Aim: Write the entries out again exactly as they stand, but without the pictures.

Record excerpts:
(begin)

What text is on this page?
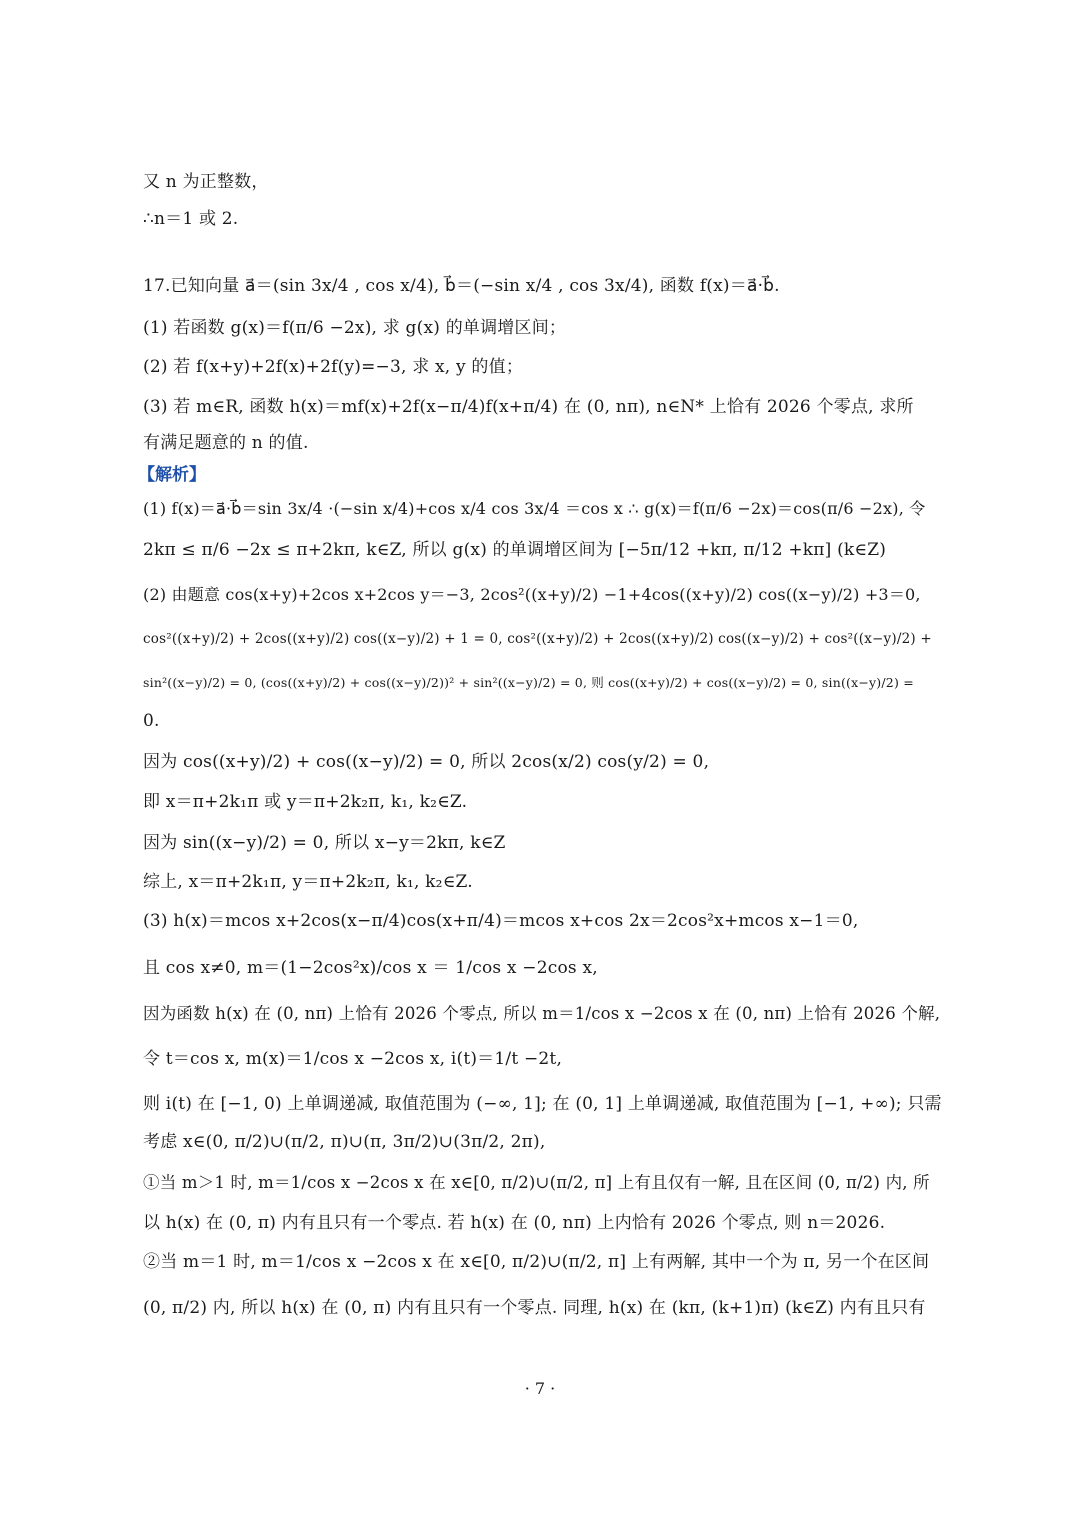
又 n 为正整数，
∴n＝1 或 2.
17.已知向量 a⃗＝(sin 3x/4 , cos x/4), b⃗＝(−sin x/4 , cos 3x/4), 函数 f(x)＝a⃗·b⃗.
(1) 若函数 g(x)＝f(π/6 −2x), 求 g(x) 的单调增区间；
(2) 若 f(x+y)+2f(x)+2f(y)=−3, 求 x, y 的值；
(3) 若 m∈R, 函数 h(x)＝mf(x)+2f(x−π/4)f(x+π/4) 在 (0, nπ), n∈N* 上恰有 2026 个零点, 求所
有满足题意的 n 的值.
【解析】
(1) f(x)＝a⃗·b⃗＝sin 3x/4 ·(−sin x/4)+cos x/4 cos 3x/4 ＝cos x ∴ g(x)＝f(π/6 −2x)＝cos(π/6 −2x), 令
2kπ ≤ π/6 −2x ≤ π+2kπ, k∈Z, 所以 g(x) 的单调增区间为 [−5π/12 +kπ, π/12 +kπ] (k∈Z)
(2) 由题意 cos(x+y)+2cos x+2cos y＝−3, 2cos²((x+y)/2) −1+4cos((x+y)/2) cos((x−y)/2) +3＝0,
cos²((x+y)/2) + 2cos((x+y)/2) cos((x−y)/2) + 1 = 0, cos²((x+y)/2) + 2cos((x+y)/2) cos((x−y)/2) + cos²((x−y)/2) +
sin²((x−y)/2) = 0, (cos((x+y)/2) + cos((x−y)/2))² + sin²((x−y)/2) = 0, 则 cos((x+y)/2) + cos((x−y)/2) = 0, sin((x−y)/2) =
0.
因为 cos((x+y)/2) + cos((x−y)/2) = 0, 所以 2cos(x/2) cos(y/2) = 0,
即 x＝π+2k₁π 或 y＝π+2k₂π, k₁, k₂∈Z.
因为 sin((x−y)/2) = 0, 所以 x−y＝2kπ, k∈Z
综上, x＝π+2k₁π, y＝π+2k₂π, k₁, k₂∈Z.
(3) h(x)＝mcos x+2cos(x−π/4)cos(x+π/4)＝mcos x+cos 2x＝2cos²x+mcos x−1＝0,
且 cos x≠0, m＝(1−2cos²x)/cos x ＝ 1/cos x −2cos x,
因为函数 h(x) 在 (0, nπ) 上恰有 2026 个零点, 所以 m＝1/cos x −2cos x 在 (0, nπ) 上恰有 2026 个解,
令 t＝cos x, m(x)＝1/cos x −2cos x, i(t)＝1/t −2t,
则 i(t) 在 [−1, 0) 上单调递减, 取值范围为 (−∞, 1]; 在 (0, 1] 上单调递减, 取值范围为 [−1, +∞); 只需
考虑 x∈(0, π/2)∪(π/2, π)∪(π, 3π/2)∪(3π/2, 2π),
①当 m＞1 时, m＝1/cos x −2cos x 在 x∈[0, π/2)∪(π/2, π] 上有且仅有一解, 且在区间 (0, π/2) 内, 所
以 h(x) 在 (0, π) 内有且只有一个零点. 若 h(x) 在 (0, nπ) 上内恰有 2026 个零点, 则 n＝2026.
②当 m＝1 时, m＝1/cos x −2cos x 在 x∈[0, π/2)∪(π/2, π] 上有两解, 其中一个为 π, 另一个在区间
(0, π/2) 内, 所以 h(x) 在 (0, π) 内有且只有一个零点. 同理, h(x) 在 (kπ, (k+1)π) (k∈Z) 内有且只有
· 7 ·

(end)

Problem solution:
What text is on this page?
又 n 为正整数，
∴n＝1 或 2.
17.已知向量 a⃗＝(sin 3x/4 , cos x/4), b⃗＝(−sin x/4 , cos 3x/4), 函数 f(x)＝a⃗·b⃗.
(1) 若函数 g(x)＝f(π/6 −2x), 求 g(x) 的单调增区间；
(2) 若 f(x+y)+2f(x)+2f(y)=−3, 求 x, y 的值；
(3) 若 m∈R, 函数 h(x)＝mf(x)+2f(x−π/4)f(x+π/4) 在 (0, nπ), n∈N* 上恰有 2026 个零点, 求所
有满足题意的 n 的值.
【解析】
(1) f(x)＝a⃗·b⃗＝sin 3x/4 ·(−sin x/4)+cos x/4 cos 3x/4 ＝cos x ∴ g(x)＝f(π/6 −2x)＝cos(π/6 −2x), 令
2kπ ≤ π/6 −2x ≤ π+2kπ, k∈Z, 所以 g(x) 的单调增区间为 [−5π/12 +kπ, π/12 +kπ] (k∈Z)
(2) 由题意 cos(x+y)+2cos x+2cos y＝−3, 2cos²((x+y)/2) −1+4cos((x+y)/2) cos((x−y)/2) +3＝0,
cos²((x+y)/2) + 2cos((x+y)/2) cos((x−y)/2) + 1 = 0, cos²((x+y)/2) + 2cos((x+y)/2) cos((x−y)/2) + cos²((x−y)/2) +
sin²((x−y)/2) = 0, (cos((x+y)/2) + cos((x−y)/2))² + sin²((x−y)/2) = 0, 则 cos((x+y)/2) + cos((x−y)/2) = 0, sin((x−y)/2) =
0.
因为 cos((x+y)/2) + cos((x−y)/2) = 0, 所以 2cos(x/2) cos(y/2) = 0,
即 x＝π+2k₁π 或 y＝π+2k₂π, k₁, k₂∈Z.
因为 sin((x−y)/2) = 0, 所以 x−y＝2kπ, k∈Z
综上, x＝π+2k₁π, y＝π+2k₂π, k₁, k₂∈Z.
(3) h(x)＝mcos x+2cos(x−π/4)cos(x+π/4)＝mcos x+cos 2x＝2cos²x+mcos x−1＝0,
且 cos x≠0, m＝(1−2cos²x)/cos x ＝ 1/cos x −2cos x,
因为函数 h(x) 在 (0, nπ) 上恰有 2026 个零点, 所以 m＝1/cos x −2cos x 在 (0, nπ) 上恰有 2026 个解,
令 t＝cos x, m(x)＝1/cos x −2cos x, i(t)＝1/t −2t,
则 i(t) 在 [−1, 0) 上单调递减, 取值范围为 (−∞, 1]; 在 (0, 1] 上单调递减, 取值范围为 [−1, +∞); 只需
考虑 x∈(0, π/2)∪(π/2, π)∪(π, 3π/2)∪(3π/2, 2π),
①当 m＞1 时, m＝1/cos x −2cos x 在 x∈[0, π/2)∪(π/2, π] 上有且仅有一解, 且在区间 (0, π/2) 内, 所
以 h(x) 在 (0, π) 内有且只有一个零点. 若 h(x) 在 (0, nπ) 上内恰有 2026 个零点, 则 n＝2026.
②当 m＝1 时, m＝1/cos x −2cos x 在 x∈[0, π/2)∪(π/2, π] 上有两解, 其中一个为 π, 另一个在区间
(0, π/2) 内, 所以 h(x) 在 (0, π) 内有且只有一个零点. 同理, h(x) 在 (kπ, (k+1)π) (k∈Z) 内有且只有
· 7 ·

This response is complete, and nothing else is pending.